→ SUPPLIED INFORMATION:

━━━━

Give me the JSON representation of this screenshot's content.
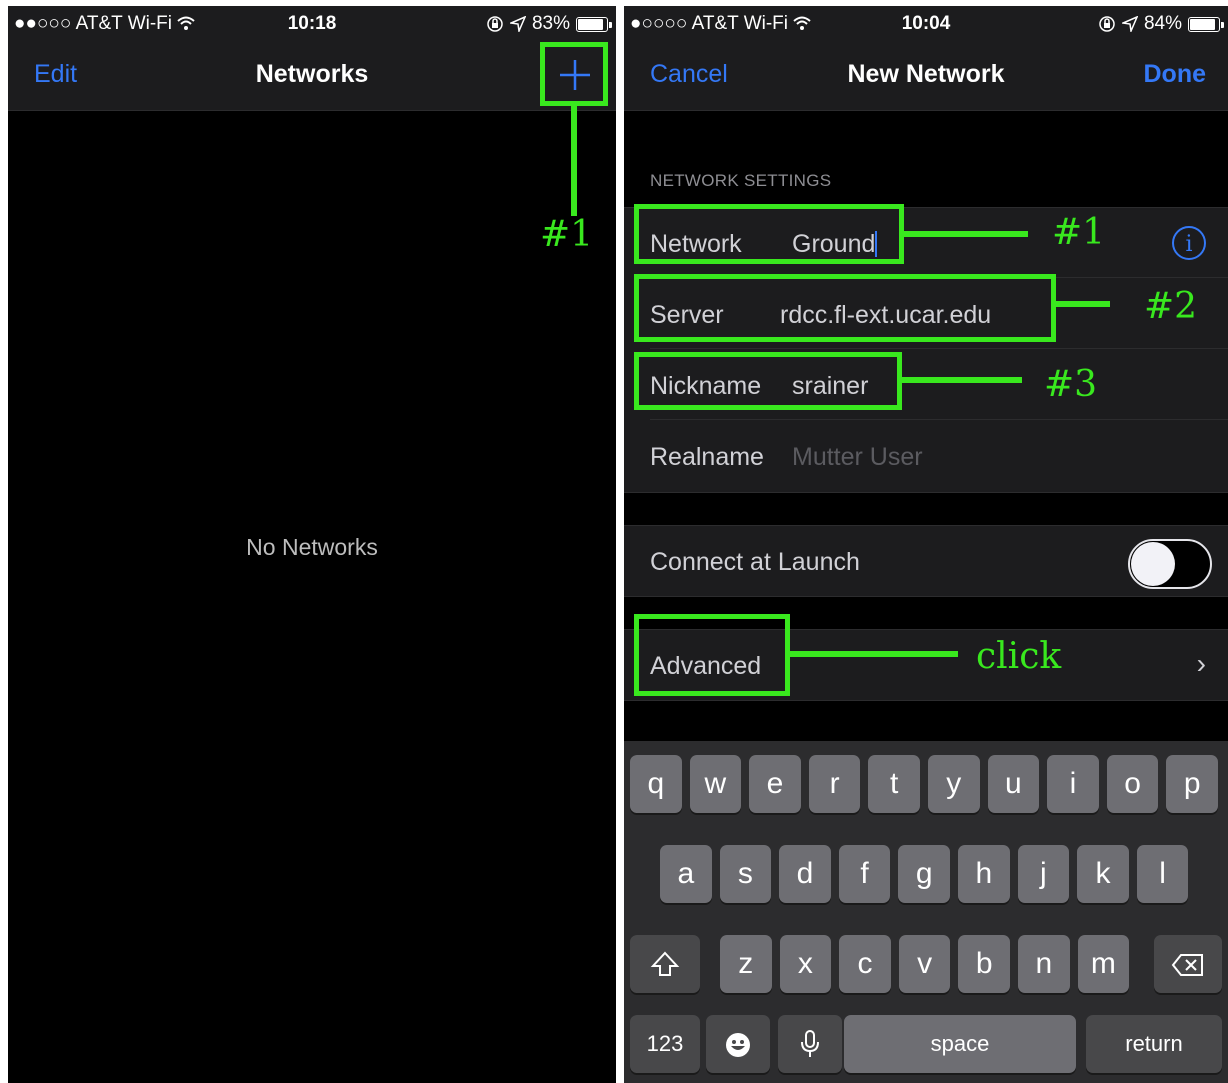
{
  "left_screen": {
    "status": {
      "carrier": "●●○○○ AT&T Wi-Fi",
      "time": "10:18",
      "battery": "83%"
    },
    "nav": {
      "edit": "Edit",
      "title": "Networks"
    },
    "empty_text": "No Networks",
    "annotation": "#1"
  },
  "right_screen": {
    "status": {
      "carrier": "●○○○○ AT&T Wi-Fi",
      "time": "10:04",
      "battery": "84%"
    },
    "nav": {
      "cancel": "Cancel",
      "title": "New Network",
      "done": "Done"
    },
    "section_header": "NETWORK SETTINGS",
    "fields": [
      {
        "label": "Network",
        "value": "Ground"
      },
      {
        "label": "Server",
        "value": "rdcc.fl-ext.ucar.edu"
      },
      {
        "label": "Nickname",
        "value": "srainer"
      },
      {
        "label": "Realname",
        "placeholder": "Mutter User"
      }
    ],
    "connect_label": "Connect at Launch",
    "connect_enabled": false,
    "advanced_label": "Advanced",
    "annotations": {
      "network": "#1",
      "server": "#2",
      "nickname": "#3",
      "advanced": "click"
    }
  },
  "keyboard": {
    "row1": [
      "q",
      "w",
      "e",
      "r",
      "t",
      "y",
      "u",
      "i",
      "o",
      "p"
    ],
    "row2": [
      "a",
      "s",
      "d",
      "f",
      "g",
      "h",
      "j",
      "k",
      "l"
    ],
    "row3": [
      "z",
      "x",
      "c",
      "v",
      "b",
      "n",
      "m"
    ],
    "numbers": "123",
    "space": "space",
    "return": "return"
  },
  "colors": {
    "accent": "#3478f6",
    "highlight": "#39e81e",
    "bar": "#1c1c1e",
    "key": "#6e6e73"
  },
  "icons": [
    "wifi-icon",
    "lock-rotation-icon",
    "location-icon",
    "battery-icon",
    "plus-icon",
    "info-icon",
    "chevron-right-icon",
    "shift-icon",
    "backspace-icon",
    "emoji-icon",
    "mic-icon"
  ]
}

━━━━

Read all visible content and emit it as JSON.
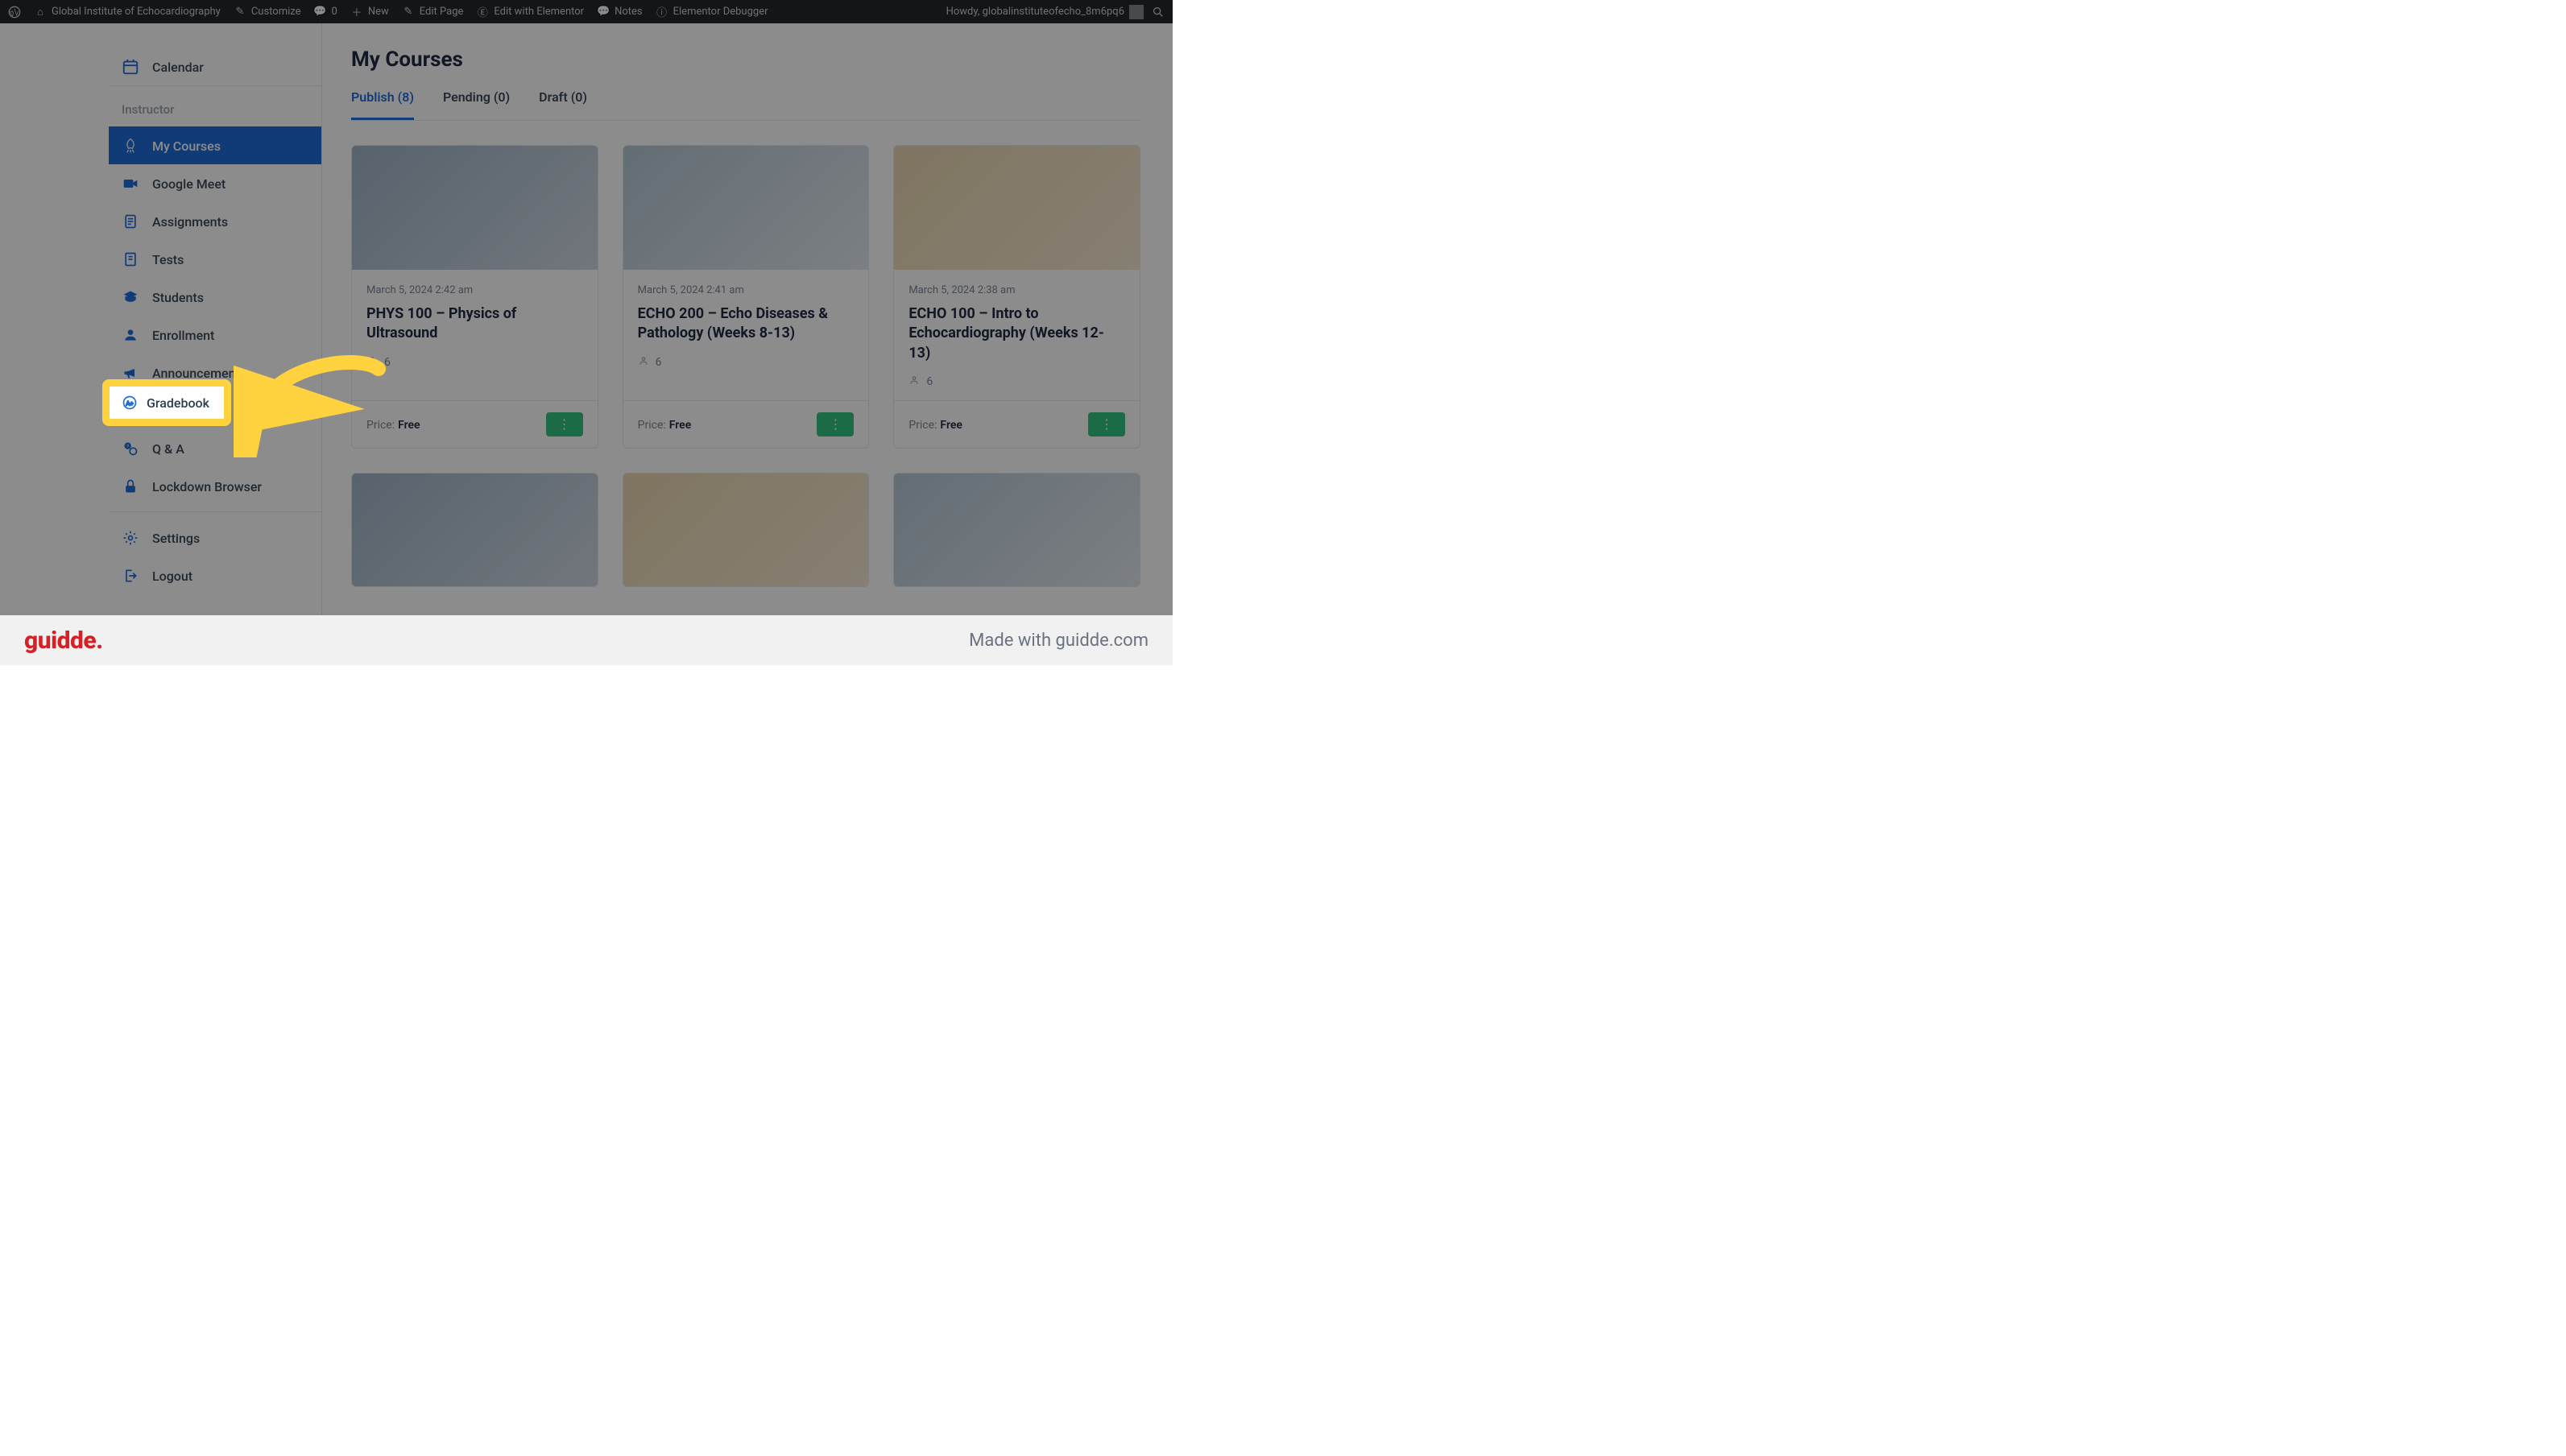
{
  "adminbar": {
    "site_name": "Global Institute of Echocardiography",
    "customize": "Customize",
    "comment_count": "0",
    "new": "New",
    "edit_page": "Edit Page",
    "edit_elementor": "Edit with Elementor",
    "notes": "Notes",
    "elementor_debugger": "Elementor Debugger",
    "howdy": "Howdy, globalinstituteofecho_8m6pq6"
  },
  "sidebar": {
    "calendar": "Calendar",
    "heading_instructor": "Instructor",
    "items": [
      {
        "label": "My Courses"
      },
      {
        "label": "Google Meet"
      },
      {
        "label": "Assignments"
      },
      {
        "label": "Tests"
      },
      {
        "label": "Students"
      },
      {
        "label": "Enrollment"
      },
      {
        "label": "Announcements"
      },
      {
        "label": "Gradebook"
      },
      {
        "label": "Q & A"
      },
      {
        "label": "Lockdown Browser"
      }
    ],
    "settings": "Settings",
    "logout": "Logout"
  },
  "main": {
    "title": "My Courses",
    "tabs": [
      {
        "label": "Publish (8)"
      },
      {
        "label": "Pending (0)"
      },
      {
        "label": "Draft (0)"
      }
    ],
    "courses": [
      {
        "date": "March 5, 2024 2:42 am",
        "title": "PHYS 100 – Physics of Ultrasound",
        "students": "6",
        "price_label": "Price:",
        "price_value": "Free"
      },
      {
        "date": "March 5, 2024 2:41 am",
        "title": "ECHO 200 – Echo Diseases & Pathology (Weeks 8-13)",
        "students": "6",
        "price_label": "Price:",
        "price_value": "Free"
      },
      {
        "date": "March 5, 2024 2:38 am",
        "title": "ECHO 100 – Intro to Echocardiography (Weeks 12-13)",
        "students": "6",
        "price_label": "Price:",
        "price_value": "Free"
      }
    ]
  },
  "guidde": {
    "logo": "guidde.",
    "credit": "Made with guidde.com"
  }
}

━━━━

→ PROBLEM TO WORK ON:
Each line above that holds the string "Echocardiography" should be copied and shown.

→ TASK OUTPUT:
    "site_name": "Global Institute of Echocardiography",
        "title": "ECHO 100 – Intro to Echocardiography (Weeks 12-13)",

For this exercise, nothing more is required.